=== GIVEN REQUEST ===
From the listing, collect all lines containing the word "理解课文中含义深刻的句子".

=== RECORDS SUPPLIED ===
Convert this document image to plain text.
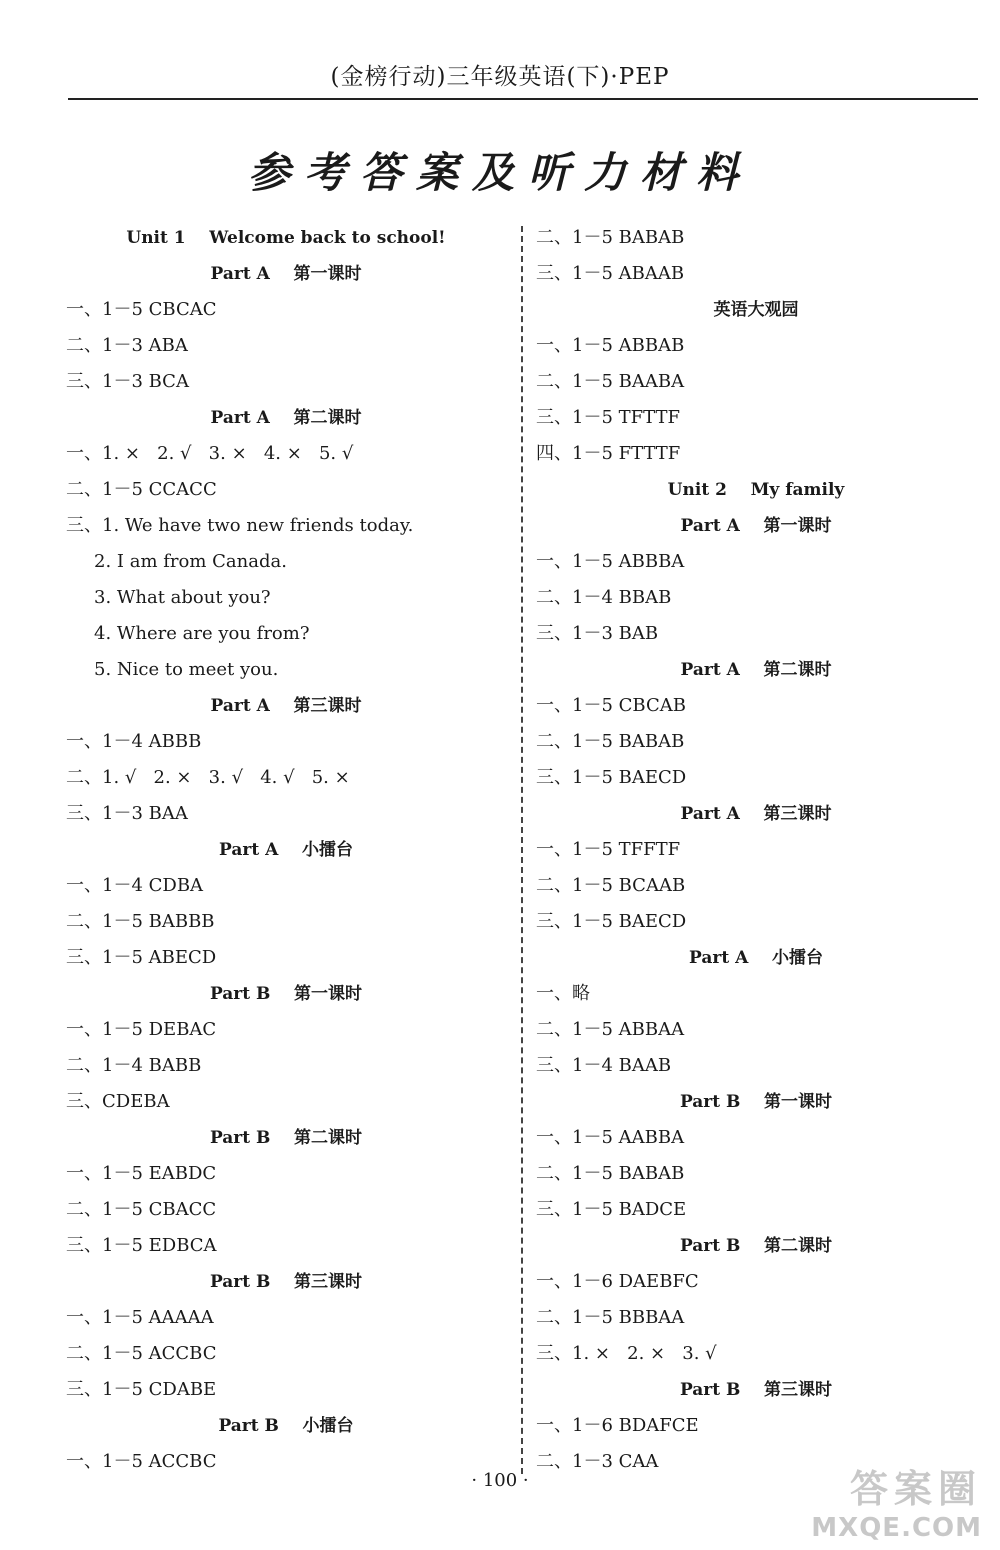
(金榜行动)三年级英语(下)·PEP
参考答案及听力材料
Unit 1    Welcome back to school!
Part A    第一课时
一、1－5 CBCAC
二、1－3 ABA
三、1－3 BCA
Part A    第二课时
一、1. ×   2. √   3. ×   4. ×   5. √
二、1－5 CCACC
三、1. We have two new friends today.
2. I am from Canada.
3. What about you?
4. Where are you from?
5. Nice to meet you.
Part A    第三课时
一、1－4 ABBB
二、1. √   2. ×   3. √   4. √   5. ×
三、1－3 BAA
Part A    小擂台
一、1－4 CDBA
二、1－5 BABBB
三、1－5 ABECD
Part B    第一课时
一、1－5 DEBAC
二、1－4 BABB
三、CDEBA
Part B    第二课时
一、1－5 EABDC
二、1－5 CBACC
三、1－5 EDBCA
Part B    第三课时
一、1－5 AAAAA
二、1－5 ACCBC
三、1－5 CDABE
Part B    小擂台
一、1－5 ACCBC
二、1－5 BABAB
三、1－5 ABAAB
英语大观园
一、1－5 ABBAB
二、1－5 BAABA
三、1－5 TFTTF
四、1－5 FTTTF
Unit 2    My family
Part A    第一课时
一、1－5 ABBBA
二、1－4 BBAB
三、1－3 BAB
Part A    第二课时
一、1－5 CBCAB
二、1－5 BABAB
三、1－5 BAECD
Part A    第三课时
一、1－5 TFFTF
二、1－5 BCAAB
三、1－5 BAECD
Part A    小擂台
一、略
二、1－5 ABBAA
三、1－4 BAAB
Part B    第一课时
一、1－5 AABBA
二、1－5 BABAB
三、1－5 BADCE
Part B    第二课时
一、1－6 DAEBFC
二、1－5 BBBAA
三、1. ×   2. ×   3. √
Part B    第三课时
一、1－6 BDAFCE
二、1－3 CAA
· 100 ·	答案圈
MXQE.COM
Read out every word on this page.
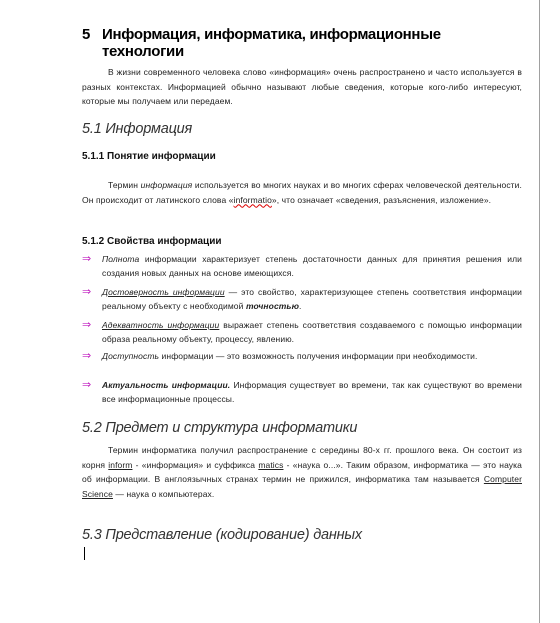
5 Информация, информатика, информационные технологии
В жизни современного человека слово «информация» очень распространено и часто используется в разных контекстах. Информацией обычно называют любые сведения, которые кого-либо интересуют, которые мы получаем или передаем.
5.1 Информация
5.1.1 Понятие информации
Термин информация используется во многих науках и во многих сферах человеческой деятельности. Он происходит от латинского слова «informatio», что означает «сведения, разъяснения, изложение».
5.1.2 Свойства информации
⇒ Полнота информации характеризует степень достаточности данных для принятия решения или создания новых данных на основе имеющихся.
⇒ Достоверность информации — это свойство, характеризующее степень соответствия информации реальному объекту с необходимой точностью.
⇒ Адекватность информации выражает степень соответствия создаваемого с помощью информации образа реальному объекту, процессу, явлению.
⇒ Доступность информации — это возможность получения информации при необходимости.
⇒ Актуальность информации. Информация существует во времени, так как существуют во времени все информационные процессы.
5.2 Предмет и структура информатики
Термин информатика получил распространение с середины 80-х гг. прошлого века. Он состоит из корня inform - «информация» и суффикса matics - «наука о...». Таким образом, информатика — это наука об информации. В англоязычных странах термин не прижился, информатика там называется Computer Science — наука о компьютерах.
5.3 Представление (кодирование) данных
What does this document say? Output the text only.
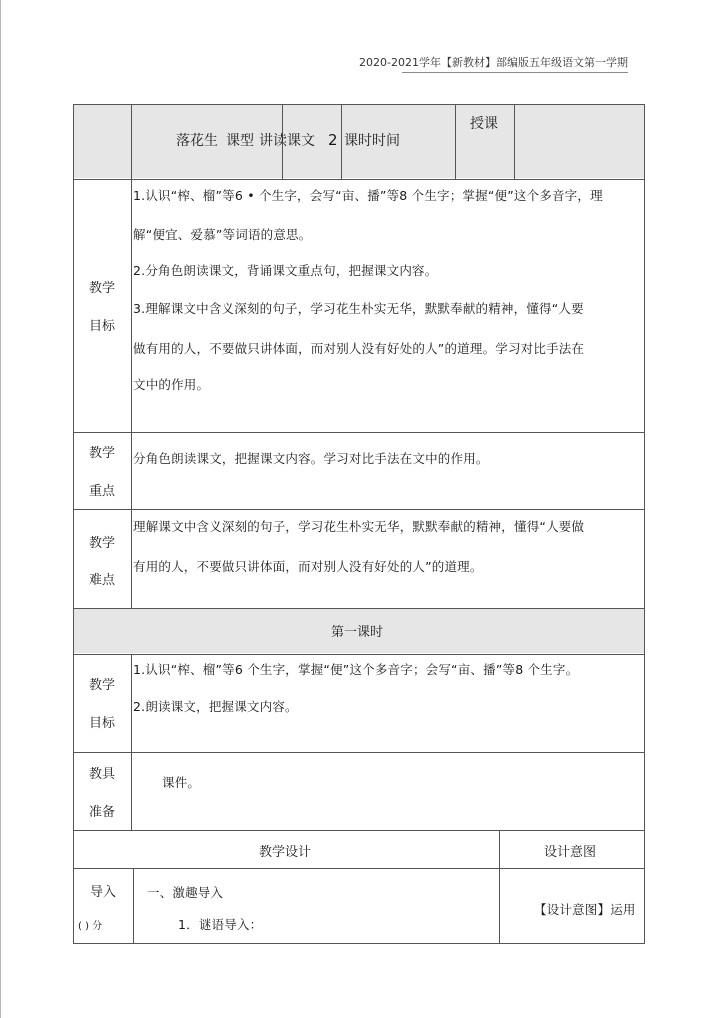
2020-2021学年【新教材】部编版五年级语文第一学期
落花生 课型 讲读课文 2 课时时间
授课
教学
目标
1.认识“榨、榴”等6 • 个生字，会写“亩、播”等8 个生字；掌握“便”这个多音字，理
解“便宜、爱慕”等词语的意思。
2.分角色朗读课文，背诵课文重点句，把握课文内容。
3.理解课文中含义深刻的句子，学习花生朴实无华，默默奉献的精神，懂得“人要
做有用的人，不要做只讲体面，而对别人没有好处的人”的道理。学习对比手法在
文中的作用。
教学
重点
分角色朗读课文，把握课文内容。学习对比手法在文中的作用。
教学
难点
理解课文中含义深刻的句子，学习花生朴实无华，默默奉献的精神，懂得“人要做
有用的人，不要做只讲体面，而对别人没有好处的人”的道理。
第一课时
教学
目标
1.认识“榨、榴”等6 个生字，掌握“便”这个多音字；会写“亩、播”等8 个生字。
2.朗读课文，把握课文内容。
教具
准备
课件。
教学设计	设计意图
导入
( ) 分
一、激趣导入
1．谜语导入：
【设计意图】运用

=== ANSWER TO THIS TASK ===
3.理解课文中含义深刻的句子，学习花生朴实无华，默默奉献的精神，懂得“人要
理解课文中含义深刻的句子，学习花生朴实无华，默默奉献的精神，懂得“人要做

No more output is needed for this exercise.